** BEGIN RECORD EXTRACTS **

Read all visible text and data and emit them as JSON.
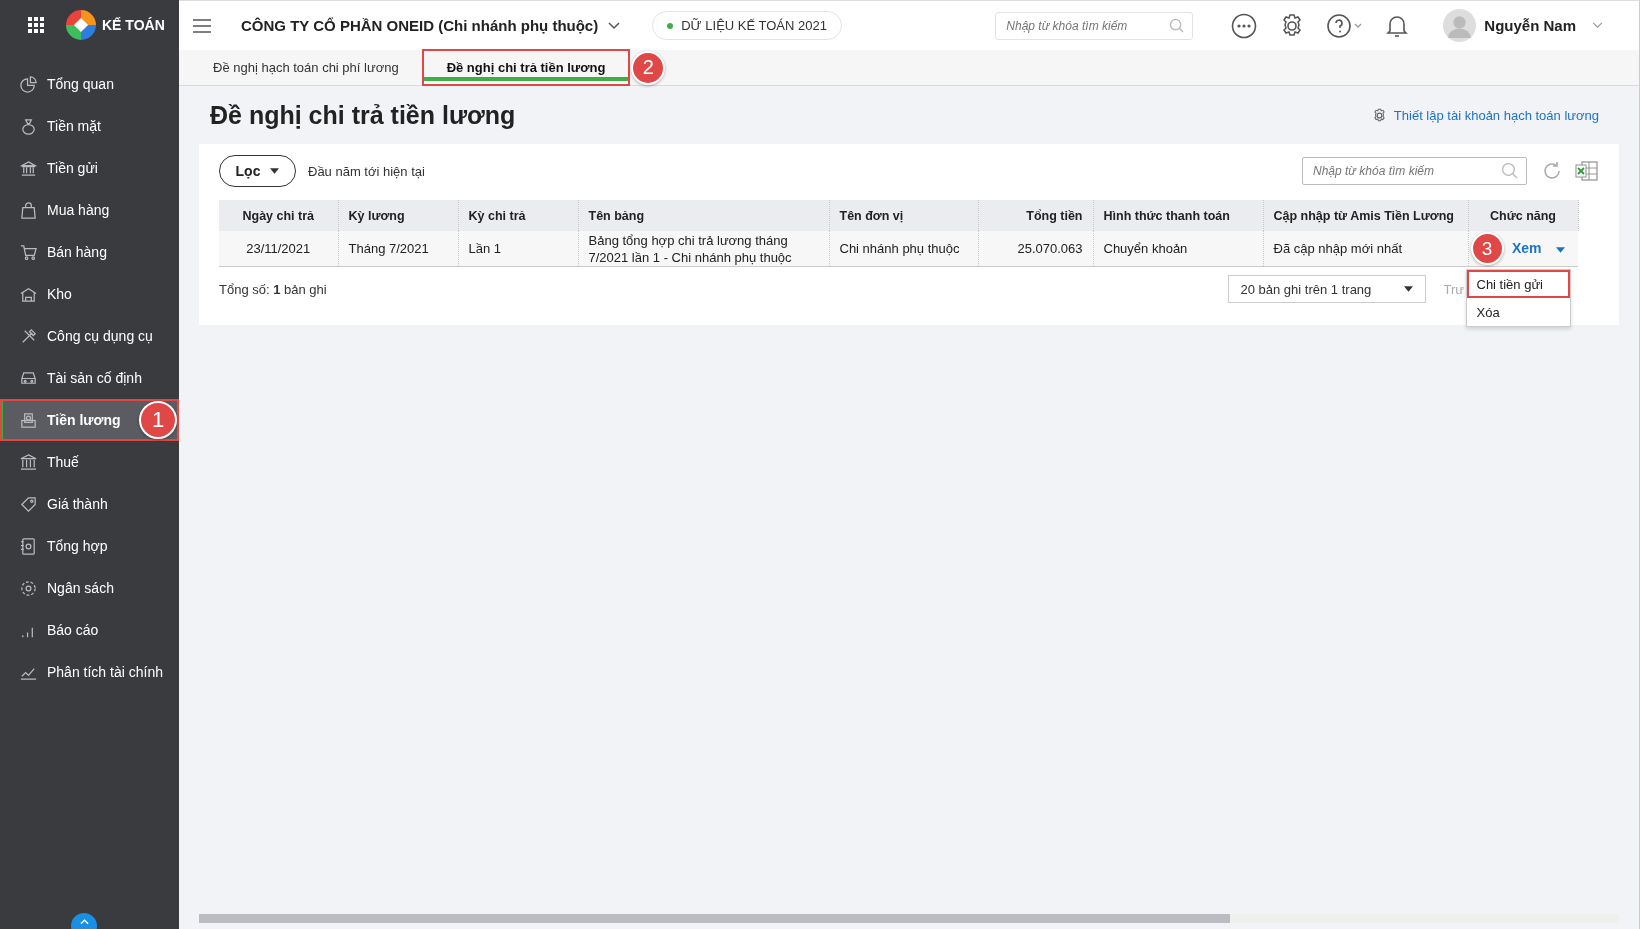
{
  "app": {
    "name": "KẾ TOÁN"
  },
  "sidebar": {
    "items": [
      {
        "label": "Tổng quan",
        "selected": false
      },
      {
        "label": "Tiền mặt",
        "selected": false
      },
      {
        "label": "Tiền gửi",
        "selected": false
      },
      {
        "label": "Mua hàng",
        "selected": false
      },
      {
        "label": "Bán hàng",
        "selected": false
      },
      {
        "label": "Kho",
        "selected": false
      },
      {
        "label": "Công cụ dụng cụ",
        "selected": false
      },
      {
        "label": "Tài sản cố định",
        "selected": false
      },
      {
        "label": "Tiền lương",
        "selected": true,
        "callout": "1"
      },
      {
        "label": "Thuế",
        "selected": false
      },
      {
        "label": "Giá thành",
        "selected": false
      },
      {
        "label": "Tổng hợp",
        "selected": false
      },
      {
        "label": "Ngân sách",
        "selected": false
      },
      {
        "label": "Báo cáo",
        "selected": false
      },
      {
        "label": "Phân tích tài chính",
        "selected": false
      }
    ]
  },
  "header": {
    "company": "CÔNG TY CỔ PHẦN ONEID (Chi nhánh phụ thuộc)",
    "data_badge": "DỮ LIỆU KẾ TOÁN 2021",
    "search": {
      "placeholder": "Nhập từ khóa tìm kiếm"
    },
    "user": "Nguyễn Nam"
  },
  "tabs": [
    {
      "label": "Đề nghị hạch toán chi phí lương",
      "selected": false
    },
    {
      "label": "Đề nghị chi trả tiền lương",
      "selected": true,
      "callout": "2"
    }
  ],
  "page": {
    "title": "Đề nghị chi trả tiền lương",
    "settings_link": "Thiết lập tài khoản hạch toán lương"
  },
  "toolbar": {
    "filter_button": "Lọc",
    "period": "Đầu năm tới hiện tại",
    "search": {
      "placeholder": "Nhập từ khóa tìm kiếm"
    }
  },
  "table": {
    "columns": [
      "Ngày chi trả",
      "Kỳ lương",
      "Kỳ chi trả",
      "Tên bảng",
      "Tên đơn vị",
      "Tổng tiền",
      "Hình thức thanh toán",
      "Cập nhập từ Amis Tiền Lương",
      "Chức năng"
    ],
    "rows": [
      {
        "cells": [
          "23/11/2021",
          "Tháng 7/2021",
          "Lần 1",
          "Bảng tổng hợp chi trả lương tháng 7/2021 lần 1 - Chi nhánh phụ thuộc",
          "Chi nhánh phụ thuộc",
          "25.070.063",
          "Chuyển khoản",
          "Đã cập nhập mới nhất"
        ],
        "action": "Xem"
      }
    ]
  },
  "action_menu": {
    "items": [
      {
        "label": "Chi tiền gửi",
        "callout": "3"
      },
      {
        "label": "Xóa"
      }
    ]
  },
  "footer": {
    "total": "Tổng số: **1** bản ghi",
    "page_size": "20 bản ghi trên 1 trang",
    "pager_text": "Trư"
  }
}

** END RECORD EXTRACTS **
** BEGIN RECORD EXTRACTS **

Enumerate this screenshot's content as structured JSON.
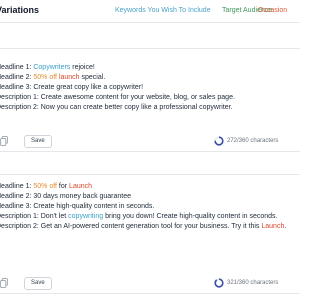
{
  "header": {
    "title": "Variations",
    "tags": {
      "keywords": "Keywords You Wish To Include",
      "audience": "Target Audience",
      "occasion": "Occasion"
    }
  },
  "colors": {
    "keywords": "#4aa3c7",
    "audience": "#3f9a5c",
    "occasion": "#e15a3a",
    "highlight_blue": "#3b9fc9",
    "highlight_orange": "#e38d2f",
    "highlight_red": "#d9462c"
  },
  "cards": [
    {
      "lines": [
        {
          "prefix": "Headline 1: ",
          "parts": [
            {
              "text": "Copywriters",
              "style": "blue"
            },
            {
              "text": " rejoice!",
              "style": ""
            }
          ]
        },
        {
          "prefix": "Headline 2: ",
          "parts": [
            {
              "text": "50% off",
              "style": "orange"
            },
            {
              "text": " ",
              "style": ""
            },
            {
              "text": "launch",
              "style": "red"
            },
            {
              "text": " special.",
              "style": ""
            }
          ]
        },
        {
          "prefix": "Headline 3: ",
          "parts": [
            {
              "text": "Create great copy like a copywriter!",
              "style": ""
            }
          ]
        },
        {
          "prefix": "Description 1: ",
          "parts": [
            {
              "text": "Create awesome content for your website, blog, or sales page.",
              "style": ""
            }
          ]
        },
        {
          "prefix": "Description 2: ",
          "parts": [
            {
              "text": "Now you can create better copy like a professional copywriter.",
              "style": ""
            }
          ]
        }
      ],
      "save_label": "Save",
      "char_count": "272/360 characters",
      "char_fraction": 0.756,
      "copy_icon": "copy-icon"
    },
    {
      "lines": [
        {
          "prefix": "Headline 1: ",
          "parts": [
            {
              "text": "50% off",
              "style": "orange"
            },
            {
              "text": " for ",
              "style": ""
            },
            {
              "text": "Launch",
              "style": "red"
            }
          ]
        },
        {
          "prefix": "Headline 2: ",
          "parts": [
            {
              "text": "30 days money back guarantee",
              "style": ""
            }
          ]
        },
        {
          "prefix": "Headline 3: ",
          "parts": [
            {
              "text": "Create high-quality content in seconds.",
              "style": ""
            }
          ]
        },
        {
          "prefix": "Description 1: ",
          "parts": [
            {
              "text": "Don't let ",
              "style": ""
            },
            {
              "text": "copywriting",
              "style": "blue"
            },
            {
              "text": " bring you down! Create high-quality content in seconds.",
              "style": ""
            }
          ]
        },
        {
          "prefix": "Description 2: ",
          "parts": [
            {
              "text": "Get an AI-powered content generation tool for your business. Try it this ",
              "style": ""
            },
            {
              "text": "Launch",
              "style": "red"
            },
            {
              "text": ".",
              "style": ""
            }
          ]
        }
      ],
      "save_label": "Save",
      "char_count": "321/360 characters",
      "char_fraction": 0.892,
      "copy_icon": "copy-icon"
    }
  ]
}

** END RECORD EXTRACTS **

» STATED PROBLEM
Give nothing but the count of lines in the listing above that hold the string "hạch".

» RESPONSE
2